> [Material supplied]:
__________
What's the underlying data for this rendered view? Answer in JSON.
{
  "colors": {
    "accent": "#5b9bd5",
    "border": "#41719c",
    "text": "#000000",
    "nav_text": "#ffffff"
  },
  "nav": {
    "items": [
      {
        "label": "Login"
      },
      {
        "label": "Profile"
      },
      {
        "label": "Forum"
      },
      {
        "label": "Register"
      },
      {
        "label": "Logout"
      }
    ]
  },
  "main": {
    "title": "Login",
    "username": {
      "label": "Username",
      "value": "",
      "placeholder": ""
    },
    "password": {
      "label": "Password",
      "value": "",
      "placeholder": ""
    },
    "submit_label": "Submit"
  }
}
__________
> [Problem to solve]:
Reproduce the material above exactly; please quote every line of it.

> [Worked answer]:
What's the underlying data for this rendered view? Answer in JSON.
{
  "colors": {
    "accent": "#5b9bd5",
    "border": "#41719c",
    "text": "#000000",
    "nav_text": "#ffffff"
  },
  "nav": {
    "items": [
      {
        "label": "Login"
      },
      {
        "label": "Profile"
      },
      {
        "label": "Forum"
      },
      {
        "label": "Register"
      },
      {
        "label": "Logout"
      }
    ]
  },
  "main": {
    "title": "Login",
    "username": {
      "label": "Username",
      "value": "",
      "placeholder": ""
    },
    "password": {
      "label": "Password",
      "value": "",
      "placeholder": ""
    },
    "submit_label": "Submit"
  }
}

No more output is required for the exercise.